AIM
Give the number of lines in the records below that include "말하기를", and nothing more.

STORED RECORDS
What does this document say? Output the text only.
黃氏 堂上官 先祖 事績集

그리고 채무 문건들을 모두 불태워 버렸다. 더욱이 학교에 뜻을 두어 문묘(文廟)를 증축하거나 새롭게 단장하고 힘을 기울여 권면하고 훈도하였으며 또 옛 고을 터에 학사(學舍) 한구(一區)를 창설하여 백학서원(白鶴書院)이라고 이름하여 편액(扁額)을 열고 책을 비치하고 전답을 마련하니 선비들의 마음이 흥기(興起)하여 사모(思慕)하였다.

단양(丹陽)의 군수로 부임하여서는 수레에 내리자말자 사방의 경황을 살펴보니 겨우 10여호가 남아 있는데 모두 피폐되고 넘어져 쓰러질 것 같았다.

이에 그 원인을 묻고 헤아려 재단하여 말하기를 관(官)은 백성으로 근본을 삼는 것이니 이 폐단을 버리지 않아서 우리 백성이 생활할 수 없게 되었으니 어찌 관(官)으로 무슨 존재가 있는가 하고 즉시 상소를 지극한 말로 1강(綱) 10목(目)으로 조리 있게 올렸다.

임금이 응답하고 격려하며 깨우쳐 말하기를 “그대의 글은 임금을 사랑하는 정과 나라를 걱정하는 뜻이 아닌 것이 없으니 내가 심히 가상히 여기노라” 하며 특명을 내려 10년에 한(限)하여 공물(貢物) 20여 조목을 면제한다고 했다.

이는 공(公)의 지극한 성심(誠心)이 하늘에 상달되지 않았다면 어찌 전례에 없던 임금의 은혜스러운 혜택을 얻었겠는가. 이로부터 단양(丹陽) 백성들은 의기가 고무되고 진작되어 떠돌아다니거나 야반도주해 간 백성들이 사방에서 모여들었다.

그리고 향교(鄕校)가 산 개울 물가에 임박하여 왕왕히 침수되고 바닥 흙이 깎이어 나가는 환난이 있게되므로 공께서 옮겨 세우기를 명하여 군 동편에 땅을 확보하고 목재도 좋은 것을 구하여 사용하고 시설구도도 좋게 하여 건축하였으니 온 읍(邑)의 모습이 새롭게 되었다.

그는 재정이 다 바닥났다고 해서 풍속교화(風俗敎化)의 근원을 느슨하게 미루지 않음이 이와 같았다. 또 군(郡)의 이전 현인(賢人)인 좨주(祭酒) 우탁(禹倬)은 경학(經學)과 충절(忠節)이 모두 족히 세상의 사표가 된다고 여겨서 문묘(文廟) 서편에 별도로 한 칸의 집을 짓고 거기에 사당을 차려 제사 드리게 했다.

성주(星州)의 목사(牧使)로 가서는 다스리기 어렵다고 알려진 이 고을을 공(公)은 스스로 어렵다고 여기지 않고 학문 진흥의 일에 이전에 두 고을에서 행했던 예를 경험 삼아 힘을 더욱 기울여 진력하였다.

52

RESPONSE TO THE TASK
2